LISTED ENTRIES -
□ □ □
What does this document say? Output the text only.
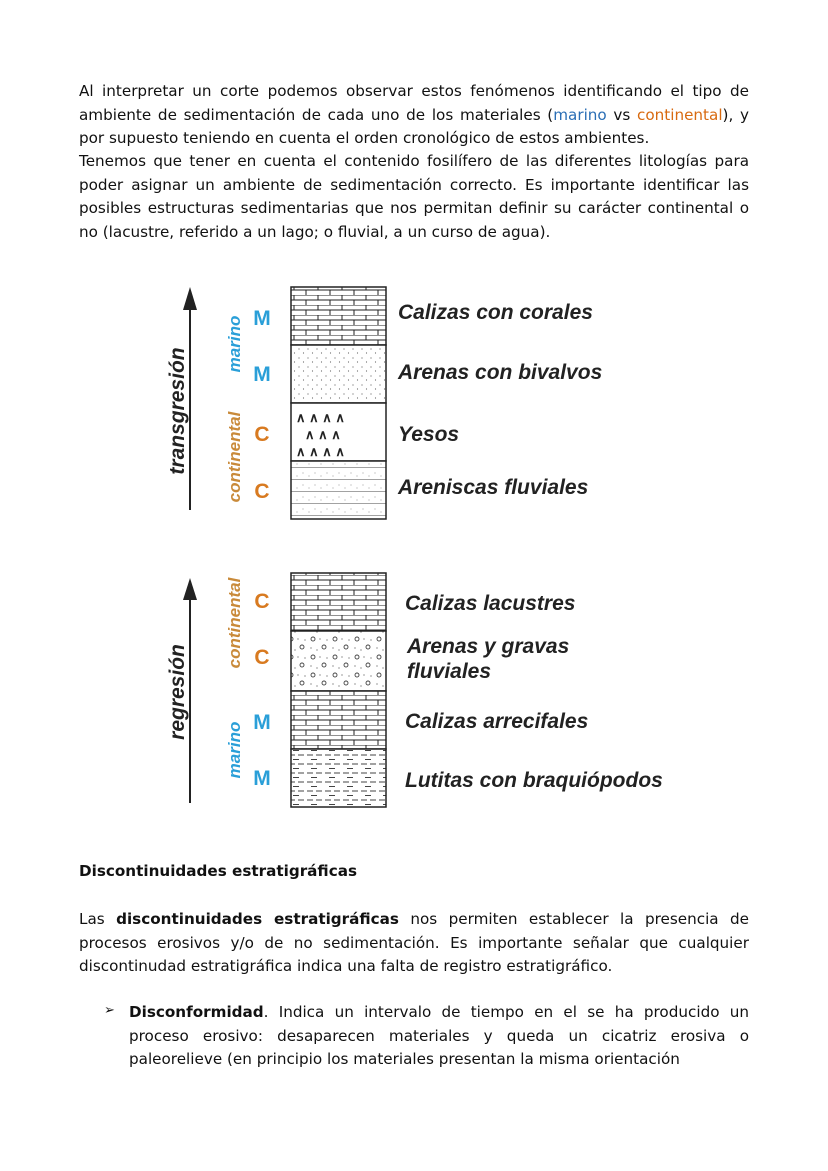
Al interpretar un corte podemos observar estos fenómenos identificando el tipo de ambiente de sedimentación de cada uno de los materiales (marino vs continental), y por supuesto teniendo en cuenta el orden cronológico de estos ambientes.

Tenemos que tener en cuenta el contenido fosilífero de las diferentes litologías para poder asignar un ambiente de sedimentación correcto. Es importante identificar las posibles estructuras sedimentarias que nos permitan definir su carácter continental o no (lacustre, referido a un lago; o fluvial, a un curso de agua).

transgresión
marino
continental	∧ ∧ ∧ ∧
∧ ∧ ∧
∧ ∧ ∧ ∧
M
M
C
C
Calizas con corales
Arenas con bivalvos
Yesos
Areniscas fluviales
regresión
continental
marino
C
C
M
M
Calizas lacustres
Arenas y gravas
fluviales
Calizas arrecifales
Lutitas con braquiópodos
Discontinuidades estratigráficas

Las discontinuidades estratigráficas nos permiten establecer la presencia de procesos erosivos y/o de no sedimentación. Es importante señalar que cualquier discontinudad estratigráfica indica una falta de registro estratigráfico.

➢ Disconformidad. Indica un intervalo de tiempo en el se ha producido un proceso erosivo: desaparecen materiales y queda un cicatriz erosiva o paleorelieve (en principio los materiales presentan la misma orientación
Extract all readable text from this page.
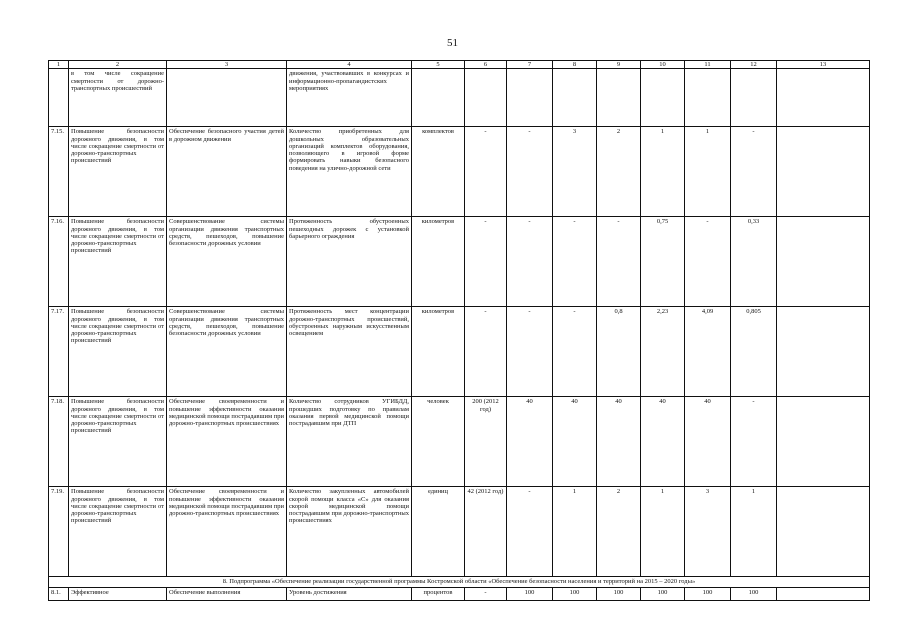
51
1	2	3	4	5	6	7	8	9	10	11	12	13
	в том числе сокращение смертности от дорожно-транспортных происшествий		движения, участвовавших в конкурсах и информационно-пропагандистских мероприятиях									
7.15.	Повышение безопасности дорожного движения, в том числе сокращение смертности от дорожно-транспортных происшествий	Обеспечение безопасного участия детей в дорожном движении	Количество приобретенных для дошкольных образовательных организаций комплектов оборудования, позволяющего в игровой форме формировать навыки безопасного поведения на улично-дорожной сети	комплектов	-	-	3	2	1	1	-	
7.16.	Повышение безопасности дорожного движения, в том числе сокращение смертности от дорожно-транспортных происшествий	Совершенствование системы организации движения транспортных средств, пешеходов, повышение безопасности дорожных условии	Протяженность обустроенных пешеходных дорожек с установкой барьерного ограждения	километров	-	-	-	-	0,75	-	0,33	
7.17.	Повышение безопасности дорожного движения, в том числе сокращение смертности от дорожно-транспортных происшествий	Совершенствование системы организации движения транспортных средств, пешеходов, повышение безопасности дорожных условии	Протяженность мест концентрации дорожно-транспортных происшествий, обустроенных наружным искусственным освещением	километров	-	-	-	0,8	2,23	4,09	0,805	
7.18.	Повышение безопасности дорожного движения, в том числе сокращение смертности от дорожно-транспортных происшествий	Обеспечение своевременности и повышение эффективности оказания медицинской помощи пострадавшим при дорожно-транспортных происшествиях	Количество сотрудников УГИБДД, прошедших подготовку по правилам оказания первой медицинской помощи пострадавшим при ДТП	человек	200 (2012 год)	40	40	40	40	40	-	
7.19.	Повышение безопасности дорожного движения, в том числе сокращение смертности от дорожно-транспортных происшествий	Обеспечение своевременности и повышение эффективности оказания медицинской помощи пострадавшим при дорожно-транспортных происшествиях	Количество закупленных автомобилей скорой помощи класса «С» для оказания скорой медицинской помощи пострадавшим при дорожно-транспортных происшествиях	единиц	42 (2012 год)	-	1	2	1	3	1	
8. Подпрограмма «Обеспечение реализации государственной программы Костромской области «Обеспечение безопасности населения и территорий на 2015 – 2020 годы»												
8.1.	Эффективное	Обеспечение выполнения	Уровень достижения	процентов	-	100	100	100	100	100	100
□ □ □
WRITTEN REQUEST - All of the lines above should be printed exactly, minus the pictures.

EXERCISE RESULT -
What does this document say? Output the text only.
Al interpretar un corte podemos observar estos fenómenos identificando el tipo de ambiente de sedimentación de cada uno de los materiales (marino vs continental), y por supuesto teniendo en cuenta el orden cronológico de estos ambientes.

Tenemos que tener en cuenta el contenido fosilífero de las diferentes litologías para poder asignar un ambiente de sedimentación correcto. Es importante identificar las posibles estructuras sedimentarias que nos permitan definir su carácter continental o no (lacustre, referido a un lago; o fluvial, a un curso de agua).

transgresión
marino
continental	∧ ∧ ∧ ∧
∧ ∧ ∧
∧ ∧ ∧ ∧
M
M
C
C
Calizas con corales
Arenas con bivalvos
Yesos
Areniscas fluviales
regresión
continental
marino
C
C
M
M
Calizas lacustres
Arenas y gravas
fluviales
Calizas arrecifales
Lutitas con braquiópodos
Discontinuidades estratigráficas

Las discontinuidades estratigráficas nos permiten establecer la presencia de procesos erosivos y/o de no sedimentación. Es importante señalar que cualquier discontinudad estratigráfica indica una falta de registro estratigráfico.

➢ Disconformidad. Indica un intervalo de tiempo en el se ha producido un proceso erosivo: desaparecen materiales y queda un cicatriz erosiva o paleorelieve (en principio los materiales presentan la misma orientación
Extract all readable text from this page.
51
1	2	3	4	5	6	7	8	9	10	11	12	13
	в том числе сокращение смертности от дорожно-транспортных происшествий		движения, участвовавших в конкурсах и информационно-пропагандистских мероприятиях									
7.15.	Повышение безопасности дорожного движения, в том числе сокращение смертности от дорожно-транспортных происшествий	Обеспечение безопасного участия детей в дорожном движении	Количество приобретенных для дошкольных образовательных организаций комплектов оборудования, позволяющего в игровой форме формировать навыки безопасного поведения на улично-дорожной сети	комплектов	-	-	3	2	1	1	-	
7.16.	Повышение безопасности дорожного движения, в том числе сокращение смертности от дорожно-транспортных происшествий	Совершенствование системы организации движения транспортных средств, пешеходов, повышение безопасности дорожных условии	Протяженность обустроенных пешеходных дорожек с установкой барьерного ограждения	километров	-	-	-	-	0,75	-	0,33	
7.17.	Повышение безопасности дорожного движения, в том числе сокращение смертности от дорожно-транспортных происшествий	Совершенствование системы организации движения транспортных средств, пешеходов, повышение безопасности дорожных условии	Протяженность мест концентрации дорожно-транспортных происшествий, обустроенных наружным искусственным освещением	километров	-	-	-	0,8	2,23	4,09	0,805	
7.18.	Повышение безопасности дорожного движения, в том числе сокращение смертности от дорожно-транспортных происшествий	Обеспечение своевременности и повышение эффективности оказания медицинской помощи пострадавшим при дорожно-транспортных происшествиях	Количество сотрудников УГИБДД, прошедших подготовку по правилам оказания первой медицинской помощи пострадавшим при ДТП	человек	200 (2012 год)	40	40	40	40	40	-	
7.19.	Повышение безопасности дорожного движения, в том числе сокращение смертности от дорожно-транспортных происшествий	Обеспечение своевременности и повышение эффективности оказания медицинской помощи пострадавшим при дорожно-транспортных происшествиях	Количество закупленных автомобилей скорой помощи класса «С» для оказания скорой медицинской помощи пострадавшим при дорожно-транспортных происшествиях	единиц	42 (2012 год)	-	1	2	1	3	1	
8. Подпрограмма «Обеспечение реализации государственной программы Костромской области «Обеспечение безопасности населения и территорий на 2015 – 2020 годы»												
8.1.	Эффективное	Обеспечение выполнения	Уровень достижения	процентов	-	100	100	100	100	100	100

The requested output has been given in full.